(Data items)
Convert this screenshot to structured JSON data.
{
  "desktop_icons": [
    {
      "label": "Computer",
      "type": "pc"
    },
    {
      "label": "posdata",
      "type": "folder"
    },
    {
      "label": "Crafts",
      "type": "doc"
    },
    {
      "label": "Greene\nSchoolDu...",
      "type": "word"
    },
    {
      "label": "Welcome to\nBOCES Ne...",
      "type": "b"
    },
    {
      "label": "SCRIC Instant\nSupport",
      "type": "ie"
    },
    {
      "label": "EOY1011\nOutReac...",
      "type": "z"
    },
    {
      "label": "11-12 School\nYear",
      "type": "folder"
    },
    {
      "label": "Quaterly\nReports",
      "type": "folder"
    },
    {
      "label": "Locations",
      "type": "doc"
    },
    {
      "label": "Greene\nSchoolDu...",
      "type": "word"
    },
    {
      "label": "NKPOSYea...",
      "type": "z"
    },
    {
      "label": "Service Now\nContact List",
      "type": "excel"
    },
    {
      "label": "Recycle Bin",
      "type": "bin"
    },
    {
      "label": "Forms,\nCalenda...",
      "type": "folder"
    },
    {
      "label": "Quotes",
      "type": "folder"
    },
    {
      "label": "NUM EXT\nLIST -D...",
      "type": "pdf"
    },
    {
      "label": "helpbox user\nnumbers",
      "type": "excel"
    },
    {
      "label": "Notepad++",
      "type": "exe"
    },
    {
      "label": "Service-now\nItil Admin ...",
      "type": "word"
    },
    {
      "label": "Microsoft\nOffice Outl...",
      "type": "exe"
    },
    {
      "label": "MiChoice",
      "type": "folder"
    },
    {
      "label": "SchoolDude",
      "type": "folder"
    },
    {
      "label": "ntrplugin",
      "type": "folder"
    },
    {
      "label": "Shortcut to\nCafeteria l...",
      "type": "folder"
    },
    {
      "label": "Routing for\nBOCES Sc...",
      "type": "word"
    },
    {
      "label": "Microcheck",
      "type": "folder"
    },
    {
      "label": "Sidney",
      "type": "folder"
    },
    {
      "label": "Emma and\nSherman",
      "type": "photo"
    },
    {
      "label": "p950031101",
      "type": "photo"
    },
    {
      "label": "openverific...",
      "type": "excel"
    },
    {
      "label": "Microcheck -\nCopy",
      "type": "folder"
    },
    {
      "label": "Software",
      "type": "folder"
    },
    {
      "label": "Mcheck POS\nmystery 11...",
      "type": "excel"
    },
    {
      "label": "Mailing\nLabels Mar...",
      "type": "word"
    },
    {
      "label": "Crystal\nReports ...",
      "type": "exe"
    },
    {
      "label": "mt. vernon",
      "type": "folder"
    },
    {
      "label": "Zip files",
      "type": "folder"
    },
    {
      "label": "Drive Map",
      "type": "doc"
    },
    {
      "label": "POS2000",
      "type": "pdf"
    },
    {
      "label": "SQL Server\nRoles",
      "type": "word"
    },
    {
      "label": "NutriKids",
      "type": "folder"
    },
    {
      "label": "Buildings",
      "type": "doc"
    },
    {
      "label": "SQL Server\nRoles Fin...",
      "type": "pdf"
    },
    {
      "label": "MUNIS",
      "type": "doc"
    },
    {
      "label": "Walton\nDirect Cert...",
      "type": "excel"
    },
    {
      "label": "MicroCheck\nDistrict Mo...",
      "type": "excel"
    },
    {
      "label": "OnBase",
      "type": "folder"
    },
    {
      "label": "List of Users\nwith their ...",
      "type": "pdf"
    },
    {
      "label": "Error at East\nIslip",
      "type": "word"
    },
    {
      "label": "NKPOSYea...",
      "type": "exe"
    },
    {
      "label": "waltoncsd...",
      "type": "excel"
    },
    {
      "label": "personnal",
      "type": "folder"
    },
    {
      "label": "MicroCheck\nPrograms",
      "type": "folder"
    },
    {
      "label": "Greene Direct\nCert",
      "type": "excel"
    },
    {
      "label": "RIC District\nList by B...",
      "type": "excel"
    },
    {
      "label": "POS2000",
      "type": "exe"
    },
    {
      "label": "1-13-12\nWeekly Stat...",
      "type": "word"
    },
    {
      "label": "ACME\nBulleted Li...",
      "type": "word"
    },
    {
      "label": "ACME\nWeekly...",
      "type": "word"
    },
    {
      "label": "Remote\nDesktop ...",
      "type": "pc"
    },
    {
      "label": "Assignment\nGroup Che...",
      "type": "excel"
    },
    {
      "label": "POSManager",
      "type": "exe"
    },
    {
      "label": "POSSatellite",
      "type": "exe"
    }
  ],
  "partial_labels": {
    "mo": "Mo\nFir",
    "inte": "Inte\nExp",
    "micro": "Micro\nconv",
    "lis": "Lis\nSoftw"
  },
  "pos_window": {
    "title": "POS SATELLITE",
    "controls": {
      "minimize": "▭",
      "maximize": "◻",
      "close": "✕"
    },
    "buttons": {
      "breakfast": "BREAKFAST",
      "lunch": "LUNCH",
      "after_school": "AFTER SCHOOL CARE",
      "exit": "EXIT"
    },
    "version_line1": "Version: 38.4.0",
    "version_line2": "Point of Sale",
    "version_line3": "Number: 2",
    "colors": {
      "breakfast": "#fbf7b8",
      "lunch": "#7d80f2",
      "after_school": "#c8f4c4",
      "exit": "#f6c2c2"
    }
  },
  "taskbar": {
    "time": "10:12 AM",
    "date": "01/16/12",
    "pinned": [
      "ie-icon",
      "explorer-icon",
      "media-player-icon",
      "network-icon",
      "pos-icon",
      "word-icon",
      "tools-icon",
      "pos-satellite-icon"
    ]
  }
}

▸ What to do: Copy whichever lines in the listing above contain the word "Server".

▸ Answer:
      "label": "SQL Server\nRoles",
      "label": "SQL Server\nRoles Fin...",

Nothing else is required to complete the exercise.